▸ **The request**: Report how many lines hold the word "axis"; give nothing but the number.
#### Information provided ####
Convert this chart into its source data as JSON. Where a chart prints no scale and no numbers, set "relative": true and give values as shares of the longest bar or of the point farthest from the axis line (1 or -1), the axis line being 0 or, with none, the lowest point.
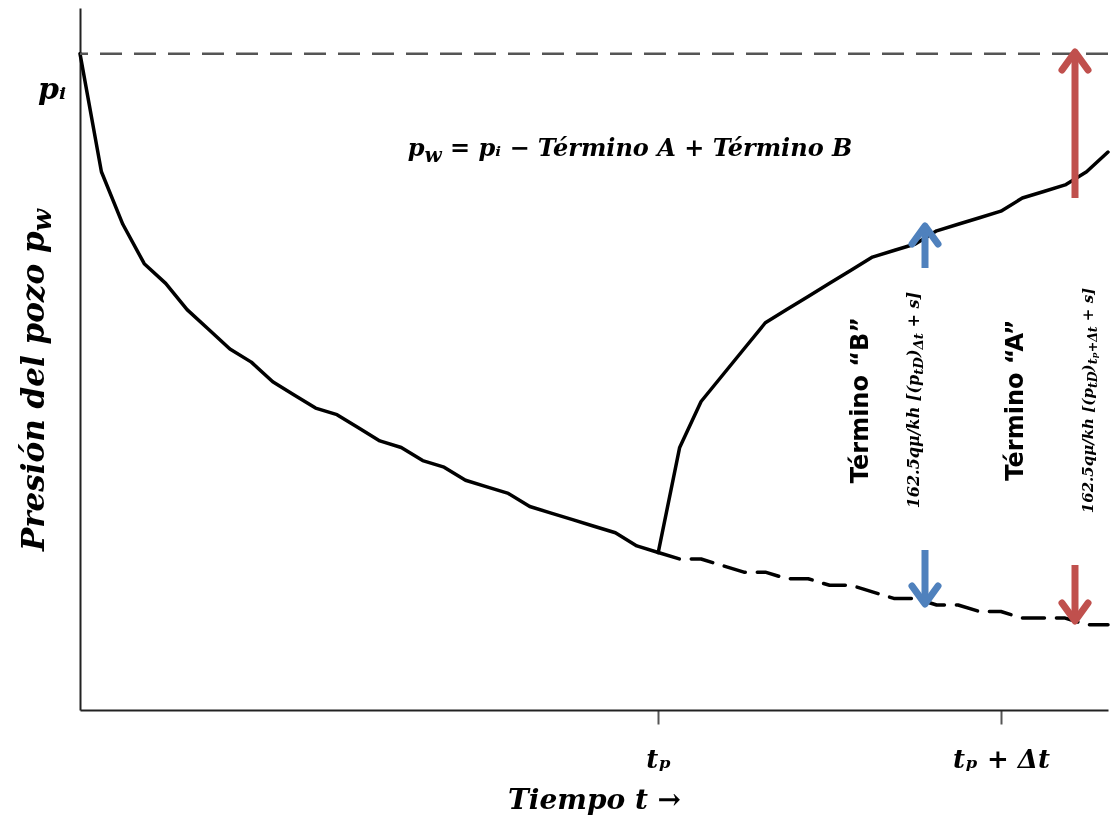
{
  "chart_data": {
    "type": "line",
    "relative": true,
    "xlabel": "Tiempo t →",
    "ylabel": "Presión del pozo p$_{w}$",
    "categories": [
      null,
      null,
      null,
      null,
      null,
      null,
      null,
      null,
      null,
      null,
      null,
      null,
      null,
      null,
      null,
      null,
      null,
      null,
      null,
      null,
      null,
      null,
      null,
      null,
      null,
      null,
      null,
      "tₚ",
      null,
      null,
      null,
      null,
      null,
      null,
      null,
      null,
      null,
      null,
      null,
      null,
      null,
      null,
      null,
      "tₚ + Δt",
      null,
      null,
      null,
      null,
      null
    ],
    "series": [
      {
        "color": "#000000",
        "line_style": "solid",
        "values": [
          1,
          0.82,
          0.74,
          0.68,
          0.65,
          0.61,
          0.58,
          0.55,
          0.53,
          0.5,
          0.48,
          0.46,
          0.45,
          0.43,
          0.41,
          0.4,
          0.38,
          0.37,
          0.35,
          0.34,
          0.33,
          0.31,
          0.3,
          0.29,
          0.28,
          0.27,
          0.25,
          0.24,
          null,
          null,
          null,
          null,
          null,
          null,
          null,
          null,
          null,
          null,
          null,
          null,
          null,
          null,
          null,
          null,
          null,
          null,
          null,
          null,
          null
        ]
      },
      {
        "color": "#000000",
        "line_style": "dashed",
        "values": [
          null,
          null,
          null,
          null,
          null,
          null,
          null,
          null,
          null,
          null,
          null,
          null,
          null,
          null,
          null,
          null,
          null,
          null,
          null,
          null,
          null,
          null,
          null,
          null,
          null,
          null,
          null,
          0.24,
          0.23,
          0.23,
          0.22,
          0.21,
          0.21,
          0.2,
          0.2,
          0.19,
          0.19,
          0.18,
          0.17,
          0.17,
          0.16,
          0.16,
          0.15,
          0.15,
          0.14,
          0.14,
          0.14,
          0.13,
          0.13
        ]
      },
      {
        "color": "#000000",
        "line_style": "solid",
        "values": [
          null,
          null,
          null,
          null,
          null,
          null,
          null,
          null,
          null,
          null,
          null,
          null,
          null,
          null,
          null,
          null,
          null,
          null,
          null,
          null,
          null,
          null,
          null,
          null,
          null,
          null,
          null,
          0.24,
          0.4,
          0.47,
          0.51,
          0.55,
          0.59,
          0.61,
          0.63,
          0.65,
          0.67,
          0.69,
          0.7,
          0.71,
          0.73,
          0.74,
          0.75,
          0.76,
          0.78,
          0.79,
          0.8,
          0.82,
          0.85
        ]
      }
    ],
    "ref_lines": [
      {
        "axis": "y",
        "value": 1,
        "label": "pᵢ",
        "line_style": "dashed",
        "color": "#555555"
      }
    ],
    "annotations": [
      "p$_{w}$ = pᵢ − Término A + Término B",
      "Término “B”",
      "162.5qμ/kh [(p$_{tD}$)$_{Δt}$ + s]",
      "Término “A”",
      "162.5qμ/kh [(p$_{tD}$)$_{tₚ+Δt}$ + s]"
    ],
    "tick_labels": "x"
  }
}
####
▸ **The response**: 2